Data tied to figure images
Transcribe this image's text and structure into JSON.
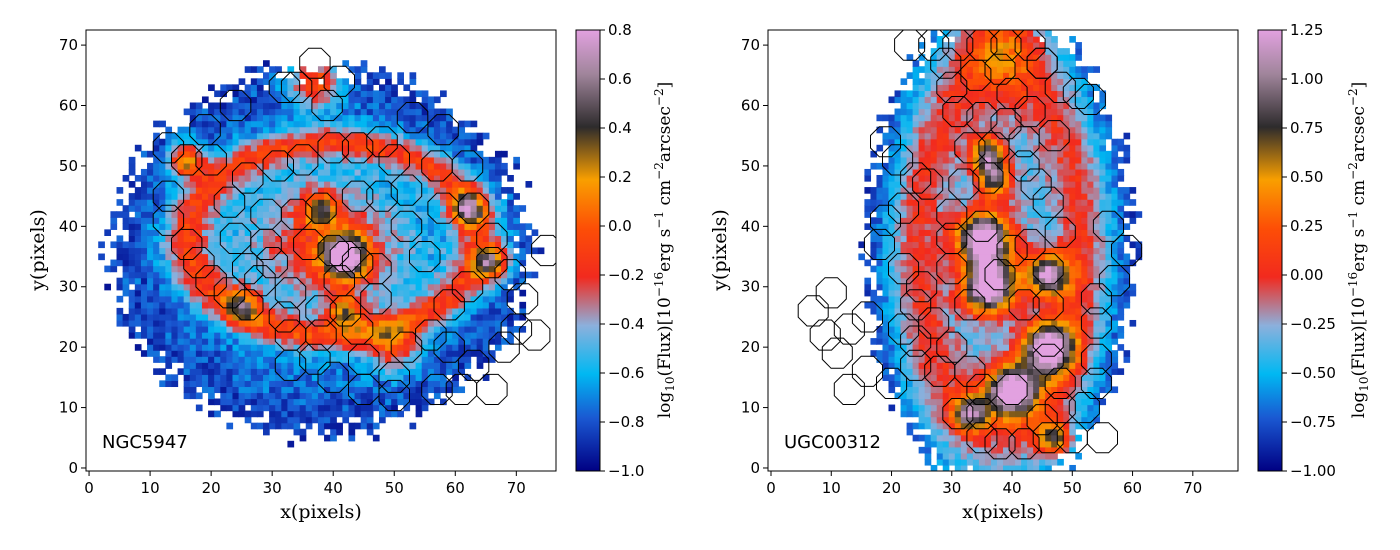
{
  "chart_data": [
    {
      "type": "heatmap",
      "galaxy_label": "NGC5947",
      "xlabel": "x(pixels)",
      "ylabel": "y(pixels)",
      "xlim": [
        -0.5,
        76.5
      ],
      "ylim": [
        -0.5,
        72.5
      ],
      "xticks": [
        "0",
        "10",
        "20",
        "30",
        "40",
        "50",
        "60",
        "70"
      ],
      "yticks": [
        "0",
        "10",
        "20",
        "30",
        "40",
        "50",
        "60",
        "70"
      ],
      "colorbar": {
        "label": "log10(Flux)[10^-16 erg s^-1 cm^-2 arcsec^-2]",
        "range": [
          -1.0,
          0.8
        ],
        "ticks": [
          "−1.0",
          "−0.8",
          "−0.6",
          "−0.4",
          "−0.2",
          "0.0",
          "0.2",
          "0.4",
          "0.6",
          "0.8"
        ]
      },
      "emission_model": {
        "disk": {
          "cx": 38,
          "cy": 36,
          "a": 34,
          "b": 30,
          "level": -0.85
        },
        "ring": {
          "cx": 40,
          "cy": 38,
          "rx": 24,
          "ry": 16,
          "width": 4.0,
          "level": 0.6
        },
        "blobs": [
          {
            "x": 42,
            "y": 35,
            "s": 2.5,
            "a": 1.5
          },
          {
            "x": 16,
            "y": 51,
            "s": 2.0,
            "a": 1.0
          },
          {
            "x": 62,
            "y": 43,
            "s": 2.0,
            "a": 1.0
          },
          {
            "x": 66,
            "y": 34,
            "s": 2.0,
            "a": 1.0
          },
          {
            "x": 38,
            "y": 43,
            "s": 2.0,
            "a": 0.8
          },
          {
            "x": 42,
            "y": 26,
            "s": 2.0,
            "a": 0.8
          },
          {
            "x": 25,
            "y": 27,
            "s": 2.0,
            "a": 0.7
          },
          {
            "x": 37,
            "y": 64,
            "s": 3.0,
            "a": 0.8
          },
          {
            "x": 50,
            "y": 20,
            "s": 3.0,
            "a": 0.6
          }
        ]
      },
      "regions": [
        [
          16,
          51
        ],
        [
          13,
          53
        ],
        [
          20,
          51
        ],
        [
          19,
          56
        ],
        [
          24,
          60
        ],
        [
          32,
          63
        ],
        [
          37,
          67
        ],
        [
          41,
          64
        ],
        [
          34,
          63
        ],
        [
          39,
          60
        ],
        [
          13,
          45
        ],
        [
          13,
          41
        ],
        [
          16,
          37
        ],
        [
          18,
          34
        ],
        [
          20,
          31
        ],
        [
          23,
          29
        ],
        [
          26,
          27
        ],
        [
          28,
          31
        ],
        [
          33,
          29
        ],
        [
          32,
          25
        ],
        [
          38,
          26
        ],
        [
          42,
          26
        ],
        [
          44,
          23
        ],
        [
          47,
          28
        ],
        [
          47,
          33
        ],
        [
          44,
          34
        ],
        [
          40,
          36
        ],
        [
          42,
          35
        ],
        [
          38,
          43
        ],
        [
          34,
          42
        ],
        [
          29,
          42
        ],
        [
          24,
          38
        ],
        [
          23,
          44
        ],
        [
          26,
          48
        ],
        [
          31,
          50
        ],
        [
          35,
          51
        ],
        [
          40,
          53
        ],
        [
          44,
          53
        ],
        [
          48,
          54
        ],
        [
          53,
          58
        ],
        [
          58,
          56
        ],
        [
          57,
          50
        ],
        [
          62,
          50
        ],
        [
          63,
          43
        ],
        [
          66,
          38
        ],
        [
          66,
          34
        ],
        [
          69,
          32
        ],
        [
          71,
          28
        ],
        [
          73,
          22
        ],
        [
          75,
          36
        ],
        [
          62,
          30
        ],
        [
          59,
          27
        ],
        [
          56,
          22
        ],
        [
          52,
          20
        ],
        [
          50,
          15
        ],
        [
          45,
          18
        ],
        [
          40,
          15
        ],
        [
          37,
          18
        ],
        [
          33,
          17
        ],
        [
          33,
          22
        ],
        [
          29,
          37
        ],
        [
          36,
          37
        ],
        [
          41,
          31
        ],
        [
          52,
          40
        ],
        [
          55,
          35
        ],
        [
          58,
          43
        ],
        [
          52,
          46
        ],
        [
          48,
          45
        ],
        [
          44,
          45
        ],
        [
          50,
          51
        ],
        [
          59,
          20
        ],
        [
          63,
          17
        ],
        [
          61,
          13
        ],
        [
          66,
          13
        ],
        [
          68,
          20
        ],
        [
          70,
          23
        ],
        [
          57,
          13
        ],
        [
          50,
          12
        ],
        [
          45,
          13
        ],
        [
          38,
          22
        ],
        [
          30,
          34
        ],
        [
          26,
          33
        ]
      ]
    },
    {
      "type": "heatmap",
      "galaxy_label": "UGC00312",
      "xlabel": "x(pixels)",
      "ylabel": "y(pixels)",
      "xlim": [
        -0.5,
        77.5
      ],
      "ylim": [
        -0.5,
        72.5
      ],
      "xticks": [
        "0",
        "10",
        "20",
        "30",
        "40",
        "50",
        "60",
        "70"
      ],
      "yticks": [
        "0",
        "10",
        "20",
        "30",
        "40",
        "50",
        "60",
        "70"
      ],
      "colorbar": {
        "label": "log10(Flux)[10^-16 erg s^-1 cm^-2 arcsec^-2]",
        "range": [
          -1.0,
          1.25
        ],
        "ticks": [
          "−1.00",
          "−0.75",
          "−0.50",
          "−0.25",
          "0.00",
          "0.25",
          "0.50",
          "0.75",
          "1.00",
          "1.25"
        ]
      },
      "emission_model": {
        "disk": {
          "cx": 38,
          "cy": 36,
          "a": 22,
          "b": 40,
          "level": -0.85
        },
        "ring": {
          "cx": 38,
          "cy": 36,
          "rx": 14,
          "ry": 30,
          "width": 5.0,
          "level": 0.7
        },
        "blobs": [
          {
            "x": 35,
            "y": 38,
            "s": 3.0,
            "a": 1.8
          },
          {
            "x": 36,
            "y": 30,
            "s": 3.0,
            "a": 1.8
          },
          {
            "x": 46,
            "y": 20,
            "s": 3.0,
            "a": 1.8
          },
          {
            "x": 46,
            "y": 32,
            "s": 2.5,
            "a": 1.6
          },
          {
            "x": 40,
            "y": 13,
            "s": 3.0,
            "a": 1.8
          },
          {
            "x": 36,
            "y": 52,
            "s": 2.0,
            "a": 1.3
          },
          {
            "x": 37,
            "y": 48,
            "s": 2.0,
            "a": 1.2
          },
          {
            "x": 33,
            "y": 9,
            "s": 2.0,
            "a": 1.2
          },
          {
            "x": 47,
            "y": 5,
            "s": 2.0,
            "a": 1.1
          },
          {
            "x": 38,
            "y": 70,
            "s": 5.0,
            "a": 0.6
          }
        ]
      },
      "regions": [
        [
          23,
          70
        ],
        [
          27,
          70
        ],
        [
          31,
          70
        ],
        [
          35,
          70
        ],
        [
          39,
          70
        ],
        [
          43,
          70
        ],
        [
          45,
          67
        ],
        [
          48,
          63
        ],
        [
          45,
          67
        ],
        [
          51,
          62
        ],
        [
          53,
          61
        ],
        [
          29,
          67
        ],
        [
          30,
          63
        ],
        [
          34,
          65
        ],
        [
          38,
          66
        ],
        [
          40,
          62
        ],
        [
          31,
          59
        ],
        [
          35,
          58
        ],
        [
          39,
          57
        ],
        [
          43,
          59
        ],
        [
          47,
          55
        ],
        [
          42,
          54
        ],
        [
          33,
          53
        ],
        [
          37,
          53
        ],
        [
          42,
          50
        ],
        [
          36,
          48
        ],
        [
          32,
          47
        ],
        [
          30,
          42
        ],
        [
          30,
          38
        ],
        [
          35,
          40
        ],
        [
          40,
          36
        ],
        [
          43,
          37
        ],
        [
          46,
          44
        ],
        [
          44,
          47
        ],
        [
          48,
          39
        ],
        [
          46,
          33
        ],
        [
          46,
          27
        ],
        [
          46,
          21
        ],
        [
          46,
          18
        ],
        [
          48,
          14
        ],
        [
          48,
          10
        ],
        [
          45,
          8
        ],
        [
          40,
          13
        ],
        [
          35,
          13
        ],
        [
          35,
          9
        ],
        [
          31,
          9
        ],
        [
          35,
          5
        ],
        [
          38,
          4
        ],
        [
          42,
          4
        ],
        [
          46,
          5
        ],
        [
          50,
          5
        ],
        [
          52,
          10
        ],
        [
          54,
          14
        ],
        [
          54,
          18
        ],
        [
          54,
          24
        ],
        [
          54,
          28
        ],
        [
          57,
          31
        ],
        [
          59,
          36
        ],
        [
          56,
          40
        ],
        [
          55,
          5
        ],
        [
          19,
          54
        ],
        [
          21,
          51
        ],
        [
          24,
          48
        ],
        [
          26,
          47
        ],
        [
          22,
          43
        ],
        [
          19,
          41
        ],
        [
          18,
          37
        ],
        [
          22,
          33
        ],
        [
          25,
          30
        ],
        [
          24,
          27
        ],
        [
          22,
          23
        ],
        [
          24,
          21
        ],
        [
          27,
          24
        ],
        [
          30,
          20
        ],
        [
          33,
          16
        ],
        [
          28,
          16
        ],
        [
          24,
          17
        ],
        [
          20,
          14
        ],
        [
          16,
          16
        ],
        [
          13,
          13
        ],
        [
          11,
          19
        ],
        [
          9,
          22
        ],
        [
          13,
          23
        ],
        [
          7,
          26
        ],
        [
          10,
          29
        ],
        [
          16,
          25
        ],
        [
          30,
          33
        ],
        [
          33,
          27
        ],
        [
          38,
          32
        ],
        [
          42,
          27
        ]
      ]
    }
  ]
}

[Aim of the task]: Select every line of the records holding the string "level".

[Final result]:
          "level": -0.85
          "level": 0.6
          "level": -0.85
          "level": 0.7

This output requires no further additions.